> _REQUEST_:
Keep every line where the word "JSON" appears; drop the rest.

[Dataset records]

▼

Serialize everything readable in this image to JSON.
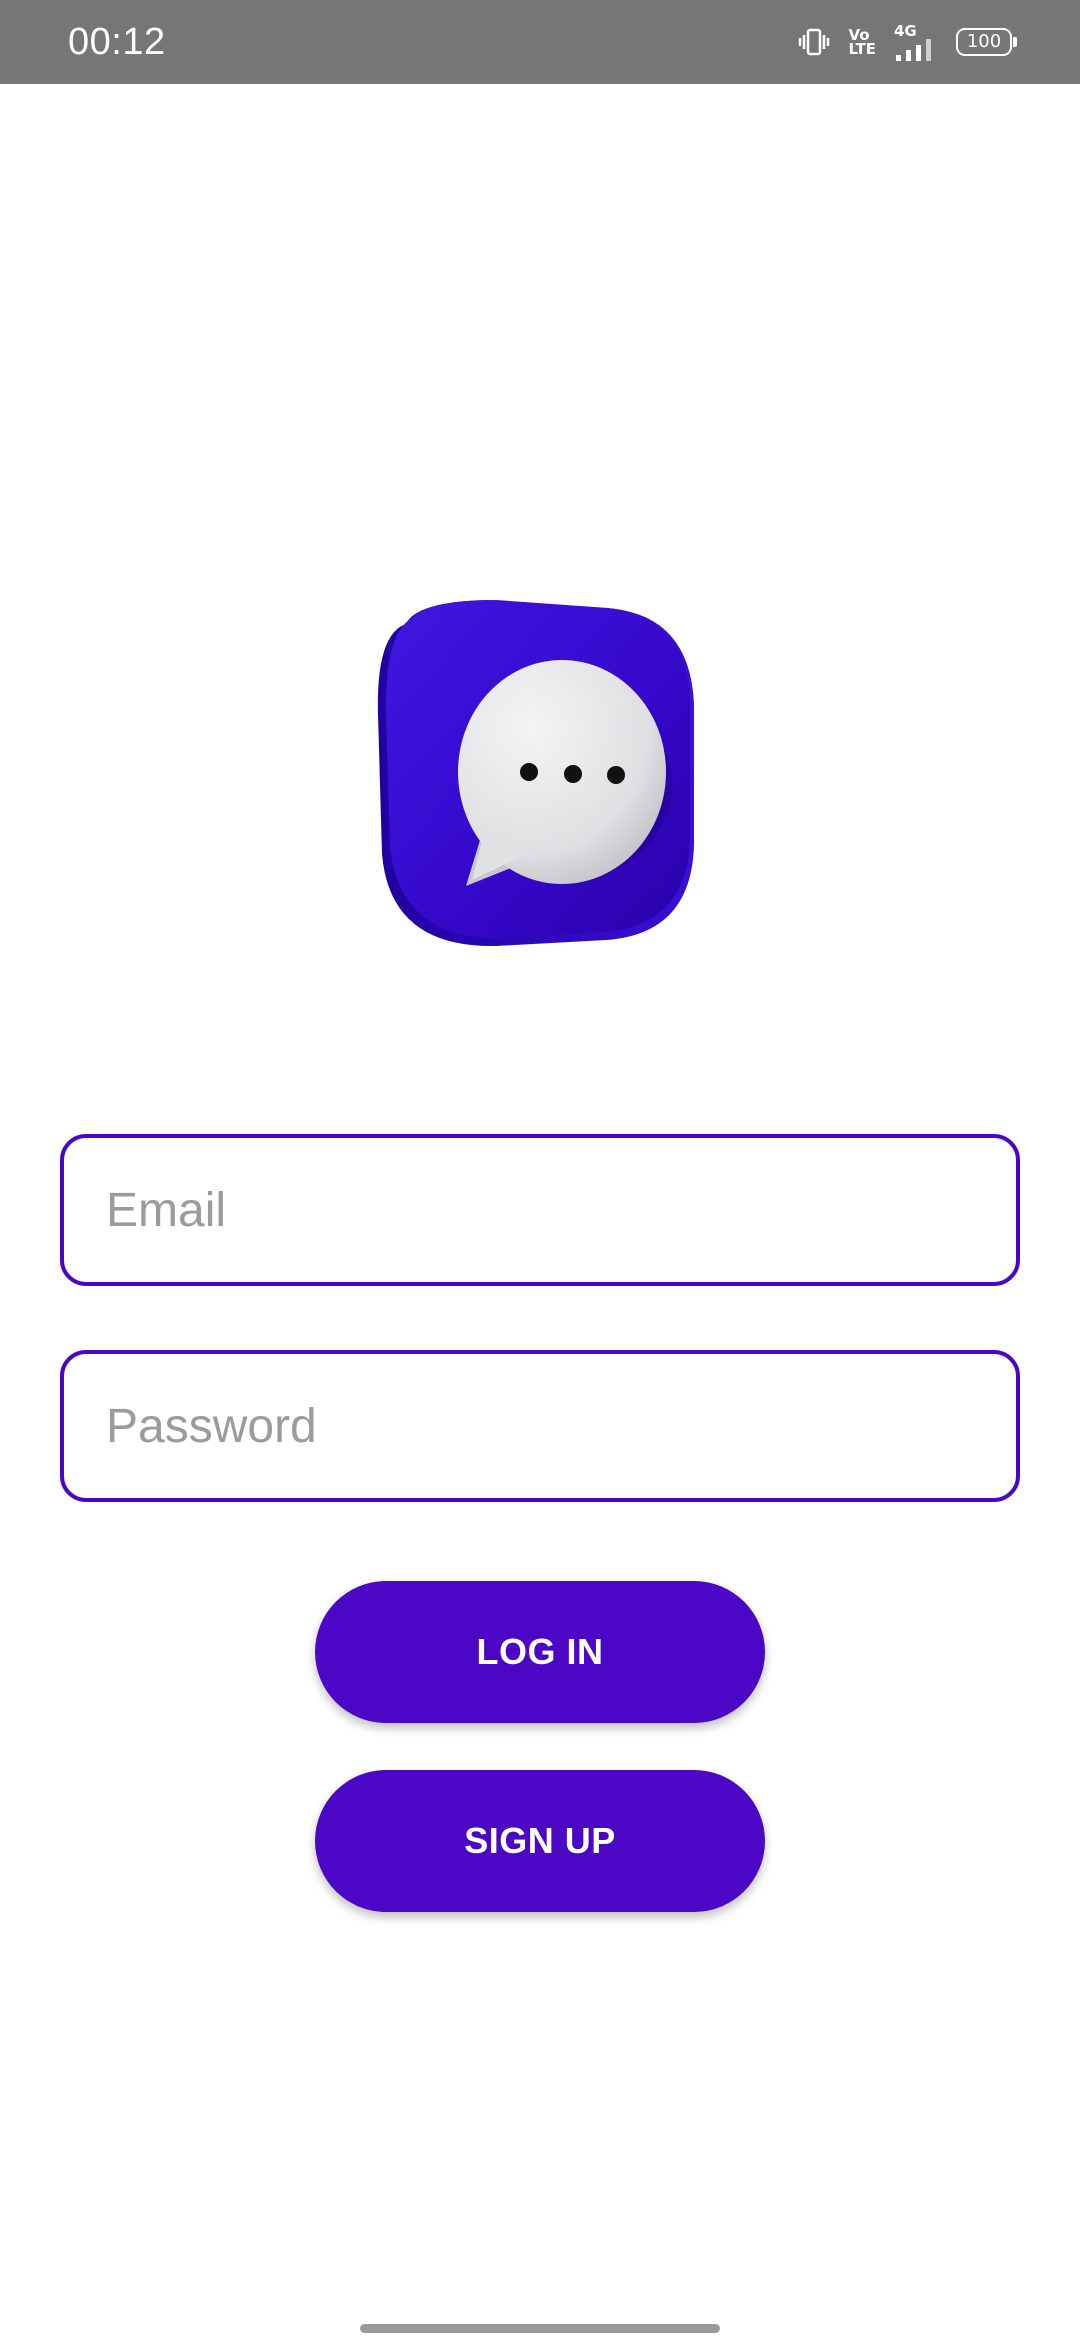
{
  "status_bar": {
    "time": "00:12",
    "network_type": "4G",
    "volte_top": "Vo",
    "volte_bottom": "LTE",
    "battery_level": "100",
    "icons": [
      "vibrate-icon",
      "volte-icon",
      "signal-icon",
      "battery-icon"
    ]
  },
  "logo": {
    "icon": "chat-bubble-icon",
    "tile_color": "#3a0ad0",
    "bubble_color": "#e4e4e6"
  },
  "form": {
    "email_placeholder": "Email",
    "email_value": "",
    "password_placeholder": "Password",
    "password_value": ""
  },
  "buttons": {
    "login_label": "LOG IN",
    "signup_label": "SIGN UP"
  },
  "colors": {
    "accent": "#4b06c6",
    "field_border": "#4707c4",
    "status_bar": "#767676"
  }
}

▲
▼

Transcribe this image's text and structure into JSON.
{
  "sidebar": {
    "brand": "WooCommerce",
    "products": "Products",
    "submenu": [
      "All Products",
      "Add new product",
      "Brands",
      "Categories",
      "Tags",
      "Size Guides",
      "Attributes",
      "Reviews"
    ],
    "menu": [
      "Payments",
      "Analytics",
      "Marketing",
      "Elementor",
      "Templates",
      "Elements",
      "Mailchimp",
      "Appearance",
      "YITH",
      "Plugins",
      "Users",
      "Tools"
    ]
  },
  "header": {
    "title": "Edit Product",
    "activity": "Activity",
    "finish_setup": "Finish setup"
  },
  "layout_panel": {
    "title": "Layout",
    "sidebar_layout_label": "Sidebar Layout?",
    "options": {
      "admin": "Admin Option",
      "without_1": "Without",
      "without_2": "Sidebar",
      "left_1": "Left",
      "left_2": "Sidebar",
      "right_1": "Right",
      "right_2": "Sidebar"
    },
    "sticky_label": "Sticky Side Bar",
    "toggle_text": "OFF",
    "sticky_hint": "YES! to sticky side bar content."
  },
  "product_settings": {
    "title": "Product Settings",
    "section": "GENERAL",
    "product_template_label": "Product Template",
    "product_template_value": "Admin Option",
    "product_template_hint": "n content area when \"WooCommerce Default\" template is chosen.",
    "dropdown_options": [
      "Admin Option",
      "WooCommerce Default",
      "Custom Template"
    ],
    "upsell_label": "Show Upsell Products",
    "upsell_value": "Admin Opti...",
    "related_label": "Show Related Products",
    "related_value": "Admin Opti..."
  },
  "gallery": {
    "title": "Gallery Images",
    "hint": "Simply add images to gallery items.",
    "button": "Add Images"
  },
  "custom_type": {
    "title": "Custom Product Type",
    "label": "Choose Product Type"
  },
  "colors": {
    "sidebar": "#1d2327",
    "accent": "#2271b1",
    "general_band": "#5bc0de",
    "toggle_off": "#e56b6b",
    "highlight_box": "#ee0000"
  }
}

▲

> _THE SOLUTION_:
Serialize everything readable in this image to JSON.
Transcribe this image's text and structure into JSON.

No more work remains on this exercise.